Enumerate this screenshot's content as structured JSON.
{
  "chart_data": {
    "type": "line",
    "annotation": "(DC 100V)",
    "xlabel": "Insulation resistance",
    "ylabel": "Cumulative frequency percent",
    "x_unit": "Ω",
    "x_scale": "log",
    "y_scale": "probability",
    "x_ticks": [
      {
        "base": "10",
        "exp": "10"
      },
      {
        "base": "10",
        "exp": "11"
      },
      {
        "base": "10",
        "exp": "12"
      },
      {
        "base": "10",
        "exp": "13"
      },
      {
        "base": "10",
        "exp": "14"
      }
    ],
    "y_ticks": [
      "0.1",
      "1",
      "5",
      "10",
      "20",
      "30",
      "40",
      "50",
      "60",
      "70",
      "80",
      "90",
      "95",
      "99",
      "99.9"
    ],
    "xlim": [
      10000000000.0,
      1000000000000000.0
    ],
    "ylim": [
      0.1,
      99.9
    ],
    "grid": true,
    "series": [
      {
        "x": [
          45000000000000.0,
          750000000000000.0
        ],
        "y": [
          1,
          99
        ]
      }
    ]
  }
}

:::

STATED TASK >> Repeat the records above in full, character for character.

RESULT OF THE TASK >>
Enumerate this screenshot's content as structured JSON.
{
  "chart_data": {
    "type": "line",
    "annotation": "(DC 100V)",
    "xlabel": "Insulation resistance",
    "ylabel": "Cumulative frequency percent",
    "x_unit": "Ω",
    "x_scale": "log",
    "y_scale": "probability",
    "x_ticks": [
      {
        "base": "10",
        "exp": "10"
      },
      {
        "base": "10",
        "exp": "11"
      },
      {
        "base": "10",
        "exp": "12"
      },
      {
        "base": "10",
        "exp": "13"
      },
      {
        "base": "10",
        "exp": "14"
      }
    ],
    "y_ticks": [
      "0.1",
      "1",
      "5",
      "10",
      "20",
      "30",
      "40",
      "50",
      "60",
      "70",
      "80",
      "90",
      "95",
      "99",
      "99.9"
    ],
    "xlim": [
      10000000000.0,
      1000000000000000.0
    ],
    "ylim": [
      0.1,
      99.9
    ],
    "grid": true,
    "series": [
      {
        "x": [
          45000000000000.0,
          750000000000000.0
        ],
        "y": [
          1,
          99
        ]
      }
    ]
  }
}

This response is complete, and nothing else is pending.